Entre as principais pautas defendidas pelos manifestantes estavam a reforma agrária, a valorização da educação pública, o fortalecimento do Sistema Único de Saúde (SUS) e o combate ao racismo e à LGBTfobia. A mobilização também levantou bandeiras contra o feminicídio e cobrou o fim da jornada de trabalho na escala 6x1.
Mobilização na capital paulista
Em São Paulo, o protesto percorreu as vias da região central e foi encerrado com uma missa na Catedral da Sé em solidariedade à população de rua. Antes da caminhada, os participantes se reuniram para um café da manhã coletivo.
A ativista Miriam Hermogenes, integrante da Central dos Movimentos Populares, destacou que a verdadeira liberdade social só será alcançada quando não houver mais pessoas desabrigadas no Brasil. Frei David Santos, coordenador da Educafro, reforçou a necessidade de proteger o processo democrático contra influências econômicas externas.
O ato também serviu como espaço de denúncia contra a violência policial. Deuza Cordeiro de Lima, que perdeu o filho Thiago em 2023 na capital, protestou contra a impunidade dos agentes envolvidos. Paralelamente, manifestantes como Célia Souza marcharam para exigir o acesso básico e constitucional à habitação popular.

**Dados extraídos:**

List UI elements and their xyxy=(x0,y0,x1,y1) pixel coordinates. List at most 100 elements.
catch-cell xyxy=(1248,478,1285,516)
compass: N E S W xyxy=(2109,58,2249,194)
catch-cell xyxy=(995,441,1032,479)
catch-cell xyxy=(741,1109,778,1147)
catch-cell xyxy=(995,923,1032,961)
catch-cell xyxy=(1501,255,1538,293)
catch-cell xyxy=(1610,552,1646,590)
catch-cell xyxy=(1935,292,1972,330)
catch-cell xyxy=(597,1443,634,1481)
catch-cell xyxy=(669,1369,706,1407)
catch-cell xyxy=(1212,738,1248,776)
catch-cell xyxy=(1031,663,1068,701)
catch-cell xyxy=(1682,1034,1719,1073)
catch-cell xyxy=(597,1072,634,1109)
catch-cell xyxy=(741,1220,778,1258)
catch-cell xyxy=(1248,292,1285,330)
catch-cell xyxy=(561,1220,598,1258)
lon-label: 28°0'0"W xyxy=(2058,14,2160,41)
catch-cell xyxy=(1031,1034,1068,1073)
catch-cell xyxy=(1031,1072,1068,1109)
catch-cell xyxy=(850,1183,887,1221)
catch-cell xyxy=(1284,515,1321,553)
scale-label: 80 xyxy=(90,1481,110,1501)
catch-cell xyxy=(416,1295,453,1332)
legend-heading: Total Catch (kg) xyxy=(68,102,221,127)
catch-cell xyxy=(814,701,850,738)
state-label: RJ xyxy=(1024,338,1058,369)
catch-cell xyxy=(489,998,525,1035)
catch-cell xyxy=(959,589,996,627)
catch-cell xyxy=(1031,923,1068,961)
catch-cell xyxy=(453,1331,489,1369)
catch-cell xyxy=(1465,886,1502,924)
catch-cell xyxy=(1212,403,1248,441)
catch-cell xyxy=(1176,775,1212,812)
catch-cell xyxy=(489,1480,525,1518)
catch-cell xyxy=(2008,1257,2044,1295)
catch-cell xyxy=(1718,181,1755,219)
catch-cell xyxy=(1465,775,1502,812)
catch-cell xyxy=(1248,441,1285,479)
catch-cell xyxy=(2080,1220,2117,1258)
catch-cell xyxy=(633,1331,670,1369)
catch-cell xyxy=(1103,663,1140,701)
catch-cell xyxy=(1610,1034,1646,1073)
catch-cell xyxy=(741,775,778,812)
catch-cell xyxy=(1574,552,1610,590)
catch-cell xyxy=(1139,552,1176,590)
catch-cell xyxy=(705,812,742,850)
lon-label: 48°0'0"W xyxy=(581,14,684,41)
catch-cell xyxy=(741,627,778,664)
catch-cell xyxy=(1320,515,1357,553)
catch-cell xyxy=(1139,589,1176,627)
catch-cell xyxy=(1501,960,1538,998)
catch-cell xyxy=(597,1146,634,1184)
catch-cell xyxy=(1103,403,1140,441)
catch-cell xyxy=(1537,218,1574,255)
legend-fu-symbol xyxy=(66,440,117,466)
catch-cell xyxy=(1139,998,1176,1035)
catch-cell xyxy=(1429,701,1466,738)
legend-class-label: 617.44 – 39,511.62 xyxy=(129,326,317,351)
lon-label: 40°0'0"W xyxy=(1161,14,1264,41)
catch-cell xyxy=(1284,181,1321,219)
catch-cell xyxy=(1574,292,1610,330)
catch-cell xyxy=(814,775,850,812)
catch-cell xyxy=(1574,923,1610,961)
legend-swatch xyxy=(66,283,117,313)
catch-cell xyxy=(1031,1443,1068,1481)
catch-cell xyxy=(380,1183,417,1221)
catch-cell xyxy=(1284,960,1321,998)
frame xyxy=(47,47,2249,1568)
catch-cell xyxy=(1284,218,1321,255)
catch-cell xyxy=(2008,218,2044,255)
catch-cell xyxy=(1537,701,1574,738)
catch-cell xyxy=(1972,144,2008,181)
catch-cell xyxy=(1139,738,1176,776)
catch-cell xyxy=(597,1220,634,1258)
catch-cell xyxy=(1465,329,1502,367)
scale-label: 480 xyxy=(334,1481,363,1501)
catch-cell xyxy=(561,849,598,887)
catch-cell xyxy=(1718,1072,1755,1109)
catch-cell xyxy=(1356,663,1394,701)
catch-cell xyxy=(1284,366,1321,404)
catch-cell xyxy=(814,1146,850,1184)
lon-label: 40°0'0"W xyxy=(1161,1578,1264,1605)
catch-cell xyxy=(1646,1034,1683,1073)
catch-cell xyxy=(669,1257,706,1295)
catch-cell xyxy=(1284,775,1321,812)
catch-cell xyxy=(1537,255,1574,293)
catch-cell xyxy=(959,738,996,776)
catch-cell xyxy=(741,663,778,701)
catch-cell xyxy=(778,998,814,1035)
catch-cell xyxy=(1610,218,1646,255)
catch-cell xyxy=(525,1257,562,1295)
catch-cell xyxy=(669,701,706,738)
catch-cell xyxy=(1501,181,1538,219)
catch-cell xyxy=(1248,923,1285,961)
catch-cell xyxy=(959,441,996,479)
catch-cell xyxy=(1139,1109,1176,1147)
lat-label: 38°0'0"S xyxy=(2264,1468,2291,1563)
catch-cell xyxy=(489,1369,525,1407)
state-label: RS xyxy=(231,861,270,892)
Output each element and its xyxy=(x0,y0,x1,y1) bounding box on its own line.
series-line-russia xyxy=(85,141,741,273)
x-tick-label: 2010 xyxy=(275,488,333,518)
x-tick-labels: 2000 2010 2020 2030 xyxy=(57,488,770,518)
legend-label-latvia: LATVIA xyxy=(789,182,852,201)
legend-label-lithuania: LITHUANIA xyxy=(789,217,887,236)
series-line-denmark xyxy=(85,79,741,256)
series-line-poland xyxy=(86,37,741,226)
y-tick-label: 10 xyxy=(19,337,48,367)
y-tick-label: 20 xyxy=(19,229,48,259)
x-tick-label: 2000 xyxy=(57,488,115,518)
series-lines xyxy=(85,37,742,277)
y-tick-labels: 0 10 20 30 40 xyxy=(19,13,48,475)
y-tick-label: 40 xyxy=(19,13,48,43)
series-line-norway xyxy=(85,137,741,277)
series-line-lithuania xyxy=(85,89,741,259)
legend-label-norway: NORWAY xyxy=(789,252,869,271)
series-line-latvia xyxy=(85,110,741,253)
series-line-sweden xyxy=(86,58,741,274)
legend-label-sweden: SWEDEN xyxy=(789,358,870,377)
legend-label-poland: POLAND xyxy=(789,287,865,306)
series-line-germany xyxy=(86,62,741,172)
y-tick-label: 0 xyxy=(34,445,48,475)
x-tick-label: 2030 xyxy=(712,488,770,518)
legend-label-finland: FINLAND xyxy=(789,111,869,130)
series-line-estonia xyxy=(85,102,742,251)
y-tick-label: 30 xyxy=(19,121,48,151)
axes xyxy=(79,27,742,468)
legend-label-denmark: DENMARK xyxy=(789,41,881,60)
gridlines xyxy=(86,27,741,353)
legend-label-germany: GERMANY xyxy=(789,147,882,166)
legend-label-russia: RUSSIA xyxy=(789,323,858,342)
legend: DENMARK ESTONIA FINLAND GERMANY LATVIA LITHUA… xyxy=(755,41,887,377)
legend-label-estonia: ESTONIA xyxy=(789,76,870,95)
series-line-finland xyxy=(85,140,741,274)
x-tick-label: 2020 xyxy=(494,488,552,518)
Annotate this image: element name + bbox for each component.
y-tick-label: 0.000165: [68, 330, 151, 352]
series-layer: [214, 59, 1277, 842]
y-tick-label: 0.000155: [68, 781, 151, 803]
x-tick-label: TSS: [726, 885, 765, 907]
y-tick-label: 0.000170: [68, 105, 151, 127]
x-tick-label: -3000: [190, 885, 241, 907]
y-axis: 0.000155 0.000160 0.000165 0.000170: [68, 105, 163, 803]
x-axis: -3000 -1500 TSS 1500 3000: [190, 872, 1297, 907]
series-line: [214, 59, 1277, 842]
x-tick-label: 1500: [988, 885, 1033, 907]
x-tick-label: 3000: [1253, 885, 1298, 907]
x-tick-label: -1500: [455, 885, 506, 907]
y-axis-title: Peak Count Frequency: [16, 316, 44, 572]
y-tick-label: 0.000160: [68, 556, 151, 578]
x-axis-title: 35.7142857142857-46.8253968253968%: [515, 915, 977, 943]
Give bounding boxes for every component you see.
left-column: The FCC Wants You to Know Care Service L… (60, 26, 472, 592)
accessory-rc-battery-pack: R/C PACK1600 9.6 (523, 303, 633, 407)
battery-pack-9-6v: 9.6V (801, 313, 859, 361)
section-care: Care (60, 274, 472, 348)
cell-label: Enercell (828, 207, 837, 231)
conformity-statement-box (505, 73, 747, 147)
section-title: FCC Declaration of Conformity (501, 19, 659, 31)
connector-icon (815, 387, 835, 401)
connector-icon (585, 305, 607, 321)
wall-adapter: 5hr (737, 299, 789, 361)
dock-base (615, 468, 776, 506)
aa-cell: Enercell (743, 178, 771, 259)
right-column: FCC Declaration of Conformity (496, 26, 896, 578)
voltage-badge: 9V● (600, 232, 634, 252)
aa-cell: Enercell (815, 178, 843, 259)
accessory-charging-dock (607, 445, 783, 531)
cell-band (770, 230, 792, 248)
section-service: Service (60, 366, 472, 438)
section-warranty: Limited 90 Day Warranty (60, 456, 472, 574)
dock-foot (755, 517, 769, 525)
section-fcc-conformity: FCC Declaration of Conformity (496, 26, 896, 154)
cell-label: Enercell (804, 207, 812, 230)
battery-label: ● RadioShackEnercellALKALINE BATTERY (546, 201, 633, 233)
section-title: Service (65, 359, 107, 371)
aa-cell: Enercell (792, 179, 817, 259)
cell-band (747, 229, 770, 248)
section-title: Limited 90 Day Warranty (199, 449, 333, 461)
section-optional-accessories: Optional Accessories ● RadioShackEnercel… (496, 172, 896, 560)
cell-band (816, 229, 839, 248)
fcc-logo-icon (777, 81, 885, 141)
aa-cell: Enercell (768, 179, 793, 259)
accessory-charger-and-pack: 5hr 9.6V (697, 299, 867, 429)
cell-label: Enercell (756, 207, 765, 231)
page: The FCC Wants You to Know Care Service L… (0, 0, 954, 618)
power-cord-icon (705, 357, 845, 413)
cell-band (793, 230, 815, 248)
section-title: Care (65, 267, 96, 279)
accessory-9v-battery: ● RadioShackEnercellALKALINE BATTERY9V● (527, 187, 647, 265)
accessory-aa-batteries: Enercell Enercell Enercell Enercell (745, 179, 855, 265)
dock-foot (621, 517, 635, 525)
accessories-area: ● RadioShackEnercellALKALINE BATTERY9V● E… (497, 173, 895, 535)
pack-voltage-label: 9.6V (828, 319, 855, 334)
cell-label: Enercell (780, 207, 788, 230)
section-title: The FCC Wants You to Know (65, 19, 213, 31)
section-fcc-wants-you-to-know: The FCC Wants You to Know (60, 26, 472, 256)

**Tarefas do exercício:**
1 – Devolva o trecho do texto sobre o protesto que começa nas palavras "A ativista Miriam" e vai até as palavras "influências econômicas externas.", inclusive.
2 – Resuma em duas frases o texto sobre o protesto.

**Respostas por tarefa:**
1 –
A ativista Miriam Hermogenes, integrante da Central dos Movimentos Populares, destacou que a verdadeira liberdade social só será alcançada quando não houver mais pessoas desabrigadas no Brasil. Frei David Santos, coordenador da Educafro, reforçou a necessidade de proteger o processo democrático contra influências econômicas externas.

2 – Os manifestantes defenderam pautas como reforma agrária, educação pública, fortalecimento do SUS, combate ao racismo, à LGBTfobia e ao feminicídio e o fim da escala 6x1. Em São Paulo, o ato percorreu a região central e terminou com uma missa na Catedral da Sé em solidariedade à população de rua, além de denunciar a violência policial e exigir acesso à habitação popular.